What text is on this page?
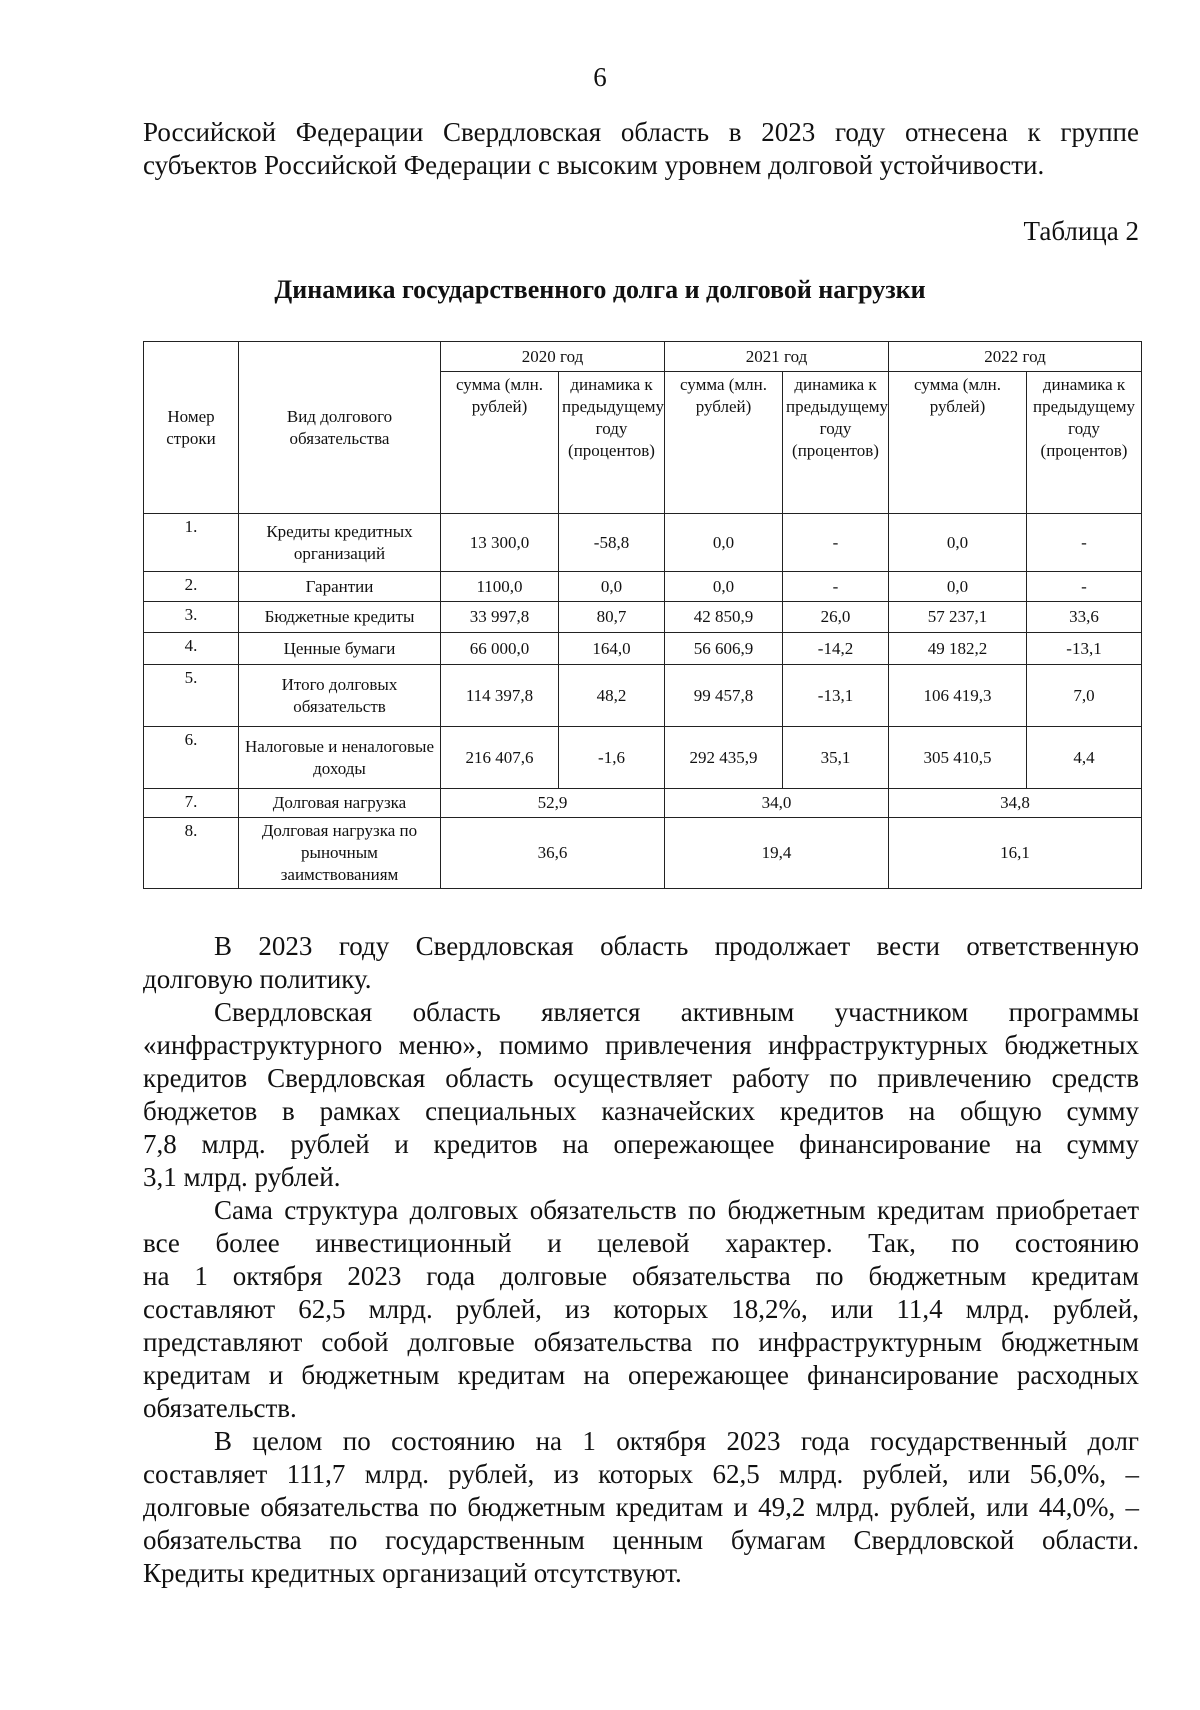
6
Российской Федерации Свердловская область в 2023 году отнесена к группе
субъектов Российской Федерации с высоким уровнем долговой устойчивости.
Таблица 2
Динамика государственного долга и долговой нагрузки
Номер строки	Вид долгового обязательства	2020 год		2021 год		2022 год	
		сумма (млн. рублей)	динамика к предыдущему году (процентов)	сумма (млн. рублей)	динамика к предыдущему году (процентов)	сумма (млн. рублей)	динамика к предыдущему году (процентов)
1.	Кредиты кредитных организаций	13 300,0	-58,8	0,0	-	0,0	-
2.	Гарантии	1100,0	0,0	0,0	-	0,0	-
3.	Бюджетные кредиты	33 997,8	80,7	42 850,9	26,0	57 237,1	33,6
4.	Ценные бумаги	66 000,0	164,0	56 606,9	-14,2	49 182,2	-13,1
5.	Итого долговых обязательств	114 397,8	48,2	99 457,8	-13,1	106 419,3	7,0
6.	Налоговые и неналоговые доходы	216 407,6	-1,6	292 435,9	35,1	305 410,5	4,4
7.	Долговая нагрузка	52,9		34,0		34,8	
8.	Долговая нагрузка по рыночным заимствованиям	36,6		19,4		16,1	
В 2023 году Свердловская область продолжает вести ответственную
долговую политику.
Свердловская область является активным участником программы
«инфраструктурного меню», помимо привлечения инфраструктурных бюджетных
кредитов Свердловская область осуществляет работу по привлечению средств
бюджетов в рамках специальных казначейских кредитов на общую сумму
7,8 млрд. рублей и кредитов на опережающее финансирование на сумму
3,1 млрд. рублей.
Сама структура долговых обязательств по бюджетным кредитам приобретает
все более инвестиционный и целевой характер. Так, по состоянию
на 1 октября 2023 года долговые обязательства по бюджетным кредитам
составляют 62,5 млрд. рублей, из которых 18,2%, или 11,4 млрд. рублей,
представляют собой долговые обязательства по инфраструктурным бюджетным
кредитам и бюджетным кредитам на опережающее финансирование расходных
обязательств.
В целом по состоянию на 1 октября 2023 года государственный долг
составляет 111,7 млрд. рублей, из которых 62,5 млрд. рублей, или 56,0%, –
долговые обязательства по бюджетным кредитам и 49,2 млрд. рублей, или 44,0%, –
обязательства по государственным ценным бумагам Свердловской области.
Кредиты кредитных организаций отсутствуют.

=-=-=

Restate the whole of the material word for word without the pictures.

What text is on this page?
6
Российской Федерации Свердловская область в 2023 году отнесена к группе
субъектов Российской Федерации с высоким уровнем долговой устойчивости.
Таблица 2
Динамика государственного долга и долговой нагрузки
Номер строки	Вид долгового обязательства	2020 год		2021 год		2022 год	
		сумма (млн. рублей)	динамика к предыдущему году (процентов)	сумма (млн. рублей)	динамика к предыдущему году (процентов)	сумма (млн. рублей)	динамика к предыдущему году (процентов)
1.	Кредиты кредитных организаций	13 300,0	-58,8	0,0	-	0,0	-
2.	Гарантии	1100,0	0,0	0,0	-	0,0	-
3.	Бюджетные кредиты	33 997,8	80,7	42 850,9	26,0	57 237,1	33,6
4.	Ценные бумаги	66 000,0	164,0	56 606,9	-14,2	49 182,2	-13,1
5.	Итого долговых обязательств	114 397,8	48,2	99 457,8	-13,1	106 419,3	7,0
6.	Налоговые и неналоговые доходы	216 407,6	-1,6	292 435,9	35,1	305 410,5	4,4
7.	Долговая нагрузка	52,9		34,0		34,8	
8.	Долговая нагрузка по рыночным заимствованиям	36,6		19,4		16,1	
В 2023 году Свердловская область продолжает вести ответственную
долговую политику.
Свердловская область является активным участником программы
«инфраструктурного меню», помимо привлечения инфраструктурных бюджетных
кредитов Свердловская область осуществляет работу по привлечению средств
бюджетов в рамках специальных казначейских кредитов на общую сумму
7,8 млрд. рублей и кредитов на опережающее финансирование на сумму
3,1 млрд. рублей.
Сама структура долговых обязательств по бюджетным кредитам приобретает
все более инвестиционный и целевой характер. Так, по состоянию
на 1 октября 2023 года долговые обязательства по бюджетным кредитам
составляют 62,5 млрд. рублей, из которых 18,2%, или 11,4 млрд. рублей,
представляют собой долговые обязательства по инфраструктурным бюджетным
кредитам и бюджетным кредитам на опережающее финансирование расходных
обязательств.
В целом по состоянию на 1 октября 2023 года государственный долг
составляет 111,7 млрд. рублей, из которых 62,5 млрд. рублей, или 56,0%, –
долговые обязательства по бюджетным кредитам и 49,2 млрд. рублей, или 44,0%, –
обязательства по государственным ценным бумагам Свердловской области.
Кредиты кредитных организаций отсутствуют.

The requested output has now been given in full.